━━━ Extracted material ━━━

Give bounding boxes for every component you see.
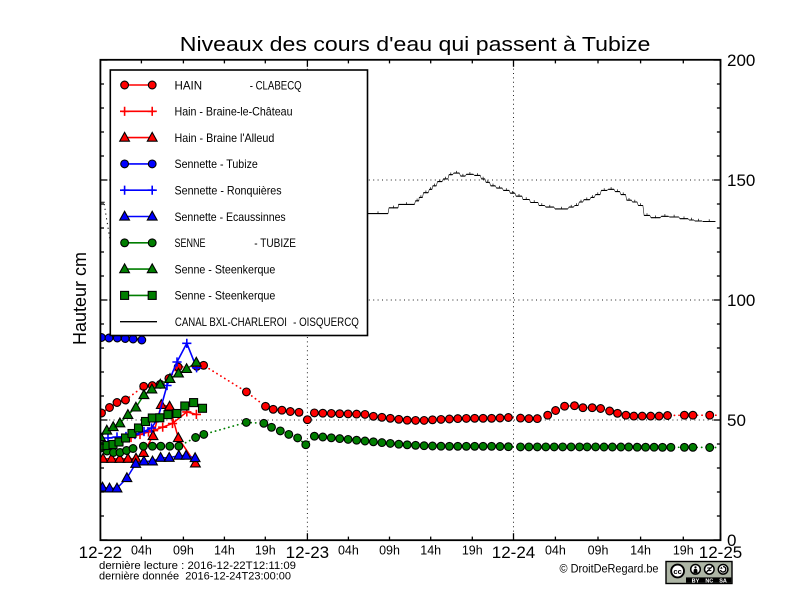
- svg-text:0: 0: [727, 531, 736, 550]
- svg-text:SENNE: SENNE: [175, 236, 206, 250]
- svg-text:- CLABECQ: - CLABECQ: [250, 78, 302, 92]
- svg-text:50: 50: [727, 411, 746, 430]
- svg-text:NC: NC: [705, 579, 713, 585]
- svg-text:CANAL BXL-CHARLEROI: CANAL BXL-CHARLEROI: [175, 315, 287, 329]
- svg-text:dernière lecture : 2016-12-22T: dernière lecture : 2016-12-22T12:11:09: [99, 560, 296, 572]
- svg-text:SA: SA: [719, 579, 727, 585]
- svg-text:cc: cc: [673, 567, 681, 576]
- svg-text:Sennette - Tubize: Sennette - Tubize: [175, 157, 259, 171]
- svg-text:150: 150: [727, 171, 755, 190]
- svg-text:19h: 19h: [673, 544, 694, 558]
- svg-text:12-22: 12-22: [79, 543, 122, 562]
- svg-text:04h: 04h: [338, 544, 359, 558]
- svg-text:200: 200: [727, 51, 755, 70]
- svg-text:14h: 14h: [214, 544, 235, 558]
- svg-text:Hain - Braine l'Alleud: Hain - Braine l'Alleud: [175, 131, 275, 145]
- svg-text:Hauteur cm: Hauteur cm: [70, 252, 90, 345]
- svg-text:04h: 04h: [545, 544, 566, 558]
- svg-text:Senne - Steenkerque: Senne - Steenkerque: [175, 289, 276, 303]
- svg-text:- OISQUERCQ: - OISQUERCQ: [293, 315, 359, 329]
- svg-text:Hain - Braine-le-Château: Hain - Braine-le-Château: [175, 105, 293, 119]
- svg-text:HAIN: HAIN: [175, 78, 203, 92]
- svg-text:09h: 09h: [588, 544, 609, 558]
- svg-text:14h: 14h: [630, 544, 651, 558]
- svg-text:Senne - Steenkerque: Senne - Steenkerque: [175, 262, 276, 276]
- svg-text:19h: 19h: [462, 544, 483, 558]
- svg-text:09h: 09h: [379, 544, 400, 558]
- svg-text:09h: 09h: [173, 544, 194, 558]
- svg-text:14h: 14h: [420, 544, 441, 558]
- svg-text:12-23: 12-23: [286, 543, 329, 562]
- svg-text:Sennette - Ecaussinnes: Sennette - Ecaussinnes: [175, 210, 286, 224]
- svg-text:BY: BY: [692, 579, 700, 585]
- svg-text:- TUBIZE: - TUBIZE: [254, 236, 296, 250]
- svg-text:19h: 19h: [255, 544, 276, 558]
- svg-text:12-24: 12-24: [492, 543, 535, 562]
- svg-text:12-25: 12-25: [699, 543, 742, 562]
- svg-text:© DroitDeRegard.be: © DroitDeRegard.be: [560, 562, 659, 576]
- svg-text:04h: 04h: [131, 544, 152, 558]
- svg-text:Niveaux des cours d'eau qui pa: Niveaux des cours d'eau qui passent à Tu…: [180, 34, 651, 56]
- svg-text:100: 100: [727, 291, 755, 310]
- svg-text:Sennette - Ronquières: Sennette - Ronquières: [175, 184, 282, 198]
- svg-text:dernière donnée 2016-12-24T23: dernière donnée 2016-12-24T23:00:00: [99, 571, 291, 583]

━━━

Requirements
Can you retype every line of the entry above with nothing changed, leaving out the picture?

Answer to this problem
Give bounding boxes for every component you see.
- svg-text:0: 0: [727, 531, 736, 550]
- svg-text:SENNE: SENNE: [175, 236, 206, 250]
- svg-text:- CLABECQ: - CLABECQ: [250, 78, 302, 92]
- svg-text:50: 50: [727, 411, 746, 430]
- svg-text:NC: NC: [705, 579, 713, 585]
- svg-text:CANAL BXL-CHARLEROI: CANAL BXL-CHARLEROI: [175, 315, 287, 329]
- svg-text:dernière lecture : 2016-12-22T: dernière lecture : 2016-12-22T12:11:09: [99, 560, 296, 572]
- svg-text:SA: SA: [719, 579, 727, 585]
- svg-text:cc: cc: [673, 567, 681, 576]
- svg-text:Sennette - Tubize: Sennette - Tubize: [175, 157, 259, 171]
- svg-text:150: 150: [727, 171, 755, 190]
- svg-text:19h: 19h: [673, 544, 694, 558]
- svg-text:12-22: 12-22: [79, 543, 122, 562]
- svg-text:04h: 04h: [338, 544, 359, 558]
- svg-text:200: 200: [727, 51, 755, 70]
- svg-text:14h: 14h: [214, 544, 235, 558]
- svg-text:Hain - Braine l'Alleud: Hain - Braine l'Alleud: [175, 131, 275, 145]
- svg-text:Hauteur cm: Hauteur cm: [70, 252, 90, 345]
- svg-text:04h: 04h: [545, 544, 566, 558]
- svg-text:Senne - Steenkerque: Senne - Steenkerque: [175, 289, 276, 303]
- svg-text:- OISQUERCQ: - OISQUERCQ: [293, 315, 359, 329]
- svg-text:Hain - Braine-le-Château: Hain - Braine-le-Château: [175, 105, 293, 119]
- svg-text:HAIN: HAIN: [175, 78, 203, 92]
- svg-text:09h: 09h: [588, 544, 609, 558]
- svg-text:14h: 14h: [630, 544, 651, 558]
- svg-text:Senne - Steenkerque: Senne - Steenkerque: [175, 262, 276, 276]
- svg-text:19h: 19h: [462, 544, 483, 558]
- svg-text:09h: 09h: [379, 544, 400, 558]
- svg-text:09h: 09h: [173, 544, 194, 558]
- svg-text:14h: 14h: [420, 544, 441, 558]
- svg-text:12-23: 12-23: [286, 543, 329, 562]
- svg-text:Sennette - Ecaussinnes: Sennette - Ecaussinnes: [175, 210, 286, 224]
- svg-text:BY: BY: [692, 579, 700, 585]
- svg-text:- TUBIZE: - TUBIZE: [254, 236, 296, 250]
- svg-text:19h: 19h: [255, 544, 276, 558]
- svg-text:12-24: 12-24: [492, 543, 535, 562]
- svg-text:12-25: 12-25: [699, 543, 742, 562]
- svg-text:© DroitDeRegard.be: © DroitDeRegard.be: [560, 562, 659, 576]
- svg-text:04h: 04h: [131, 544, 152, 558]
- svg-text:Niveaux des cours d'eau qui pa: Niveaux des cours d'eau qui passent à Tu…: [180, 34, 651, 56]
- svg-text:100: 100: [727, 291, 755, 310]
- svg-text:Sennette - Ronquières: Sennette - Ronquières: [175, 184, 282, 198]
- svg-text:dernière donnée 2016-12-24T23: dernière donnée 2016-12-24T23:00:00: [99, 571, 291, 583]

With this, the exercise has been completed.